▶ **DIRECTIONS**:
From the listing below, pick out each line with the word "this".
Start of TASK MATERIAL
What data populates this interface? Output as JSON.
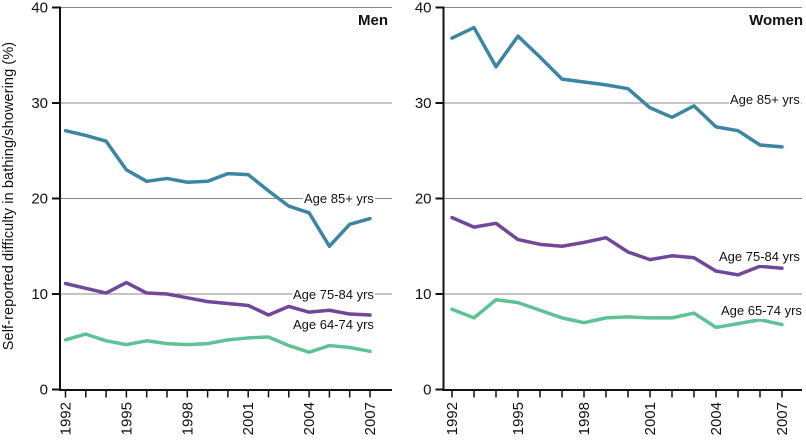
{
  "figure": {
    "kind": "two-panel line chart",
    "background": "#ffffff",
    "gridline_color": "#8a8a8a",
    "axis_color": "#111111",
    "text_color": "#111111"
  },
  "chart_data": [
    {
      "type": "line",
      "title": "Men",
      "xlabel": "",
      "ylabel": "Self-reported difficulty in bathing/showering (%)",
      "ylim": [
        0,
        40
      ],
      "y_ticks": [
        0,
        10,
        20,
        30,
        40
      ],
      "grid": "horizontal gridlines at 10, 20, 30, 40",
      "legend_position": "inline labels at right end of lines",
      "x": [
        1992,
        1993,
        1994,
        1995,
        1996,
        1997,
        1998,
        1999,
        2000,
        2001,
        2002,
        2003,
        2004,
        2005,
        2006,
        2007
      ],
      "x_labeled_ticks": [
        "1992",
        "1995",
        "1998",
        "2001",
        "2004",
        "2007"
      ],
      "series": [
        {
          "name": "Age 85+ yrs",
          "color": "#3C86A4",
          "values": [
            27.1,
            26.6,
            26.0,
            23.0,
            21.8,
            22.1,
            21.7,
            21.8,
            22.6,
            22.5,
            20.8,
            19.2,
            18.5,
            15.0,
            17.3,
            17.9
          ]
        },
        {
          "name": "Age 75-84 yrs",
          "color": "#6F4899",
          "values": [
            11.1,
            10.6,
            10.1,
            11.2,
            10.1,
            10.0,
            9.6,
            9.2,
            9.0,
            8.8,
            7.8,
            8.7,
            8.1,
            8.3,
            7.9,
            7.8
          ]
        },
        {
          "name": "Age 64-74 yrs",
          "color": "#5FC196",
          "values": [
            5.2,
            5.8,
            5.1,
            4.7,
            5.1,
            4.8,
            4.7,
            4.8,
            5.2,
            5.4,
            5.5,
            4.6,
            3.9,
            4.6,
            4.4,
            4.0
          ]
        }
      ]
    },
    {
      "type": "line",
      "title": "Women",
      "xlabel": "",
      "ylabel": "Self-reported difficulty in bathing/showering (%)",
      "ylim": [
        0,
        40
      ],
      "y_ticks": [
        0,
        10,
        20,
        30,
        40
      ],
      "grid": "horizontal gridlines at 10, 20, 30, 40",
      "legend_position": "inline labels at right end of lines",
      "x": [
        1992,
        1993,
        1994,
        1995,
        1996,
        1997,
        1998,
        1999,
        2000,
        2001,
        2002,
        2003,
        2004,
        2005,
        2006,
        2007
      ],
      "x_labeled_ticks": [
        "1992",
        "1995",
        "1998",
        "2001",
        "2004",
        "2007"
      ],
      "series": [
        {
          "name": "Age 85+ yrs",
          "color": "#3C86A4",
          "values": [
            36.8,
            37.9,
            33.8,
            37.0,
            34.8,
            32.5,
            32.2,
            31.9,
            31.5,
            29.5,
            28.5,
            29.7,
            27.5,
            27.1,
            25.6,
            25.4
          ]
        },
        {
          "name": "Age 75-84 yrs",
          "color": "#6F4899",
          "values": [
            18.0,
            17.0,
            17.4,
            15.7,
            15.2,
            15.0,
            15.4,
            15.9,
            14.4,
            13.6,
            14.0,
            13.8,
            12.4,
            12.0,
            12.9,
            12.7
          ]
        },
        {
          "name": "Age 65-74 yrs",
          "color": "#5FC196",
          "values": [
            8.4,
            7.5,
            9.4,
            9.1,
            8.3,
            7.5,
            7.0,
            7.5,
            7.6,
            7.5,
            7.5,
            8.0,
            6.5,
            6.9,
            7.3,
            6.8
          ]
        }
      ]
    }
  ]
}
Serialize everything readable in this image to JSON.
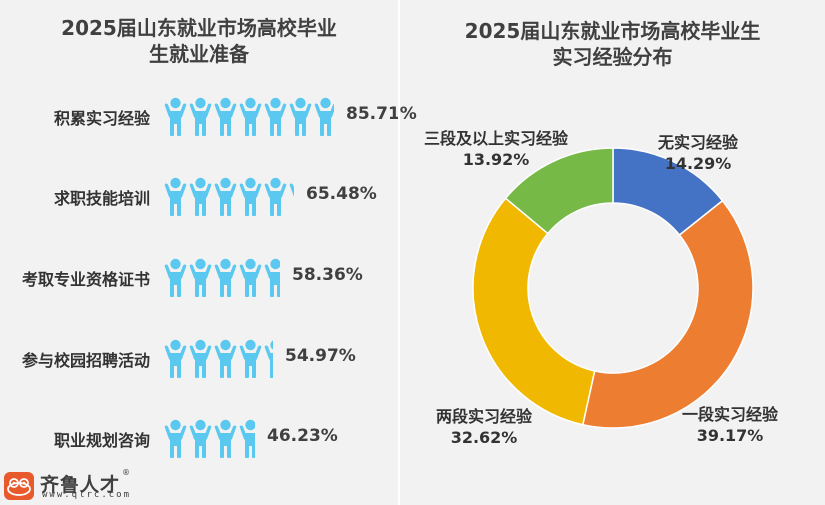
{
  "left_chart": {
    "title_line1": "2025届山东就业市场高校毕业",
    "title_line2": "生就业准备",
    "icon": "person-arms-up-icon",
    "icon_color": "#5bc8f0",
    "rows": [
      {
        "label": "积累实习经验",
        "value": "85.71%",
        "pct": 85.71
      },
      {
        "label": "求职技能培训",
        "value": "65.48%",
        "pct": 65.48
      },
      {
        "label": "考取专业资格证书",
        "value": "58.36%",
        "pct": 58.36
      },
      {
        "label": "参与校园招聘活动",
        "value": "54.97%",
        "pct": 54.97
      },
      {
        "label": "职业规划咨询",
        "value": "46.23%",
        "pct": 46.23
      }
    ]
  },
  "right_chart": {
    "title_line1": "2025届山东就业市场高校毕业生",
    "title_line2": "实习经验分布",
    "slices": [
      {
        "label": "无实习经验",
        "value": "14.29%",
        "pct": 14.29,
        "color": "#4472c4"
      },
      {
        "label": "一段实习经验",
        "value": "39.17%",
        "pct": 39.17,
        "color": "#ed7d31"
      },
      {
        "label": "两段实习经验",
        "value": "32.62%",
        "pct": 32.62,
        "color": "#f0b800"
      },
      {
        "label": "三段及以上实习经验",
        "value": "13.92%",
        "pct": 13.92,
        "color": "#76b947"
      }
    ]
  },
  "logo": {
    "name": "齐鲁人才",
    "url": "www.qlrc.com",
    "registered": "®"
  },
  "chart_data": [
    {
      "type": "bar",
      "title": "2025届山东就业市场高校毕业生就业准备",
      "categories": [
        "积累实习经验",
        "求职技能培训",
        "考取专业资格证书",
        "参与校园招聘活动",
        "职业规划咨询"
      ],
      "values": [
        85.71,
        65.48,
        58.36,
        54.97,
        46.23
      ],
      "unit": "%",
      "style": "pictogram",
      "xlabel": "",
      "ylabel": ""
    },
    {
      "type": "pie",
      "donut": true,
      "title": "2025届山东就业市场高校毕业生实习经验分布",
      "categories": [
        "无实习经验",
        "一段实习经验",
        "两段实习经验",
        "三段及以上实习经验"
      ],
      "values": [
        14.29,
        39.17,
        32.62,
        13.92
      ],
      "unit": "%",
      "colors": [
        "#4472c4",
        "#ed7d31",
        "#f0b800",
        "#76b947"
      ]
    }
  ]
}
End of TASK MATERIAL
▶ **ANSWER TO THE EXERCISE**:
What data populates this interface? Output as JSON.
Serialize everything readable in this image to JSON.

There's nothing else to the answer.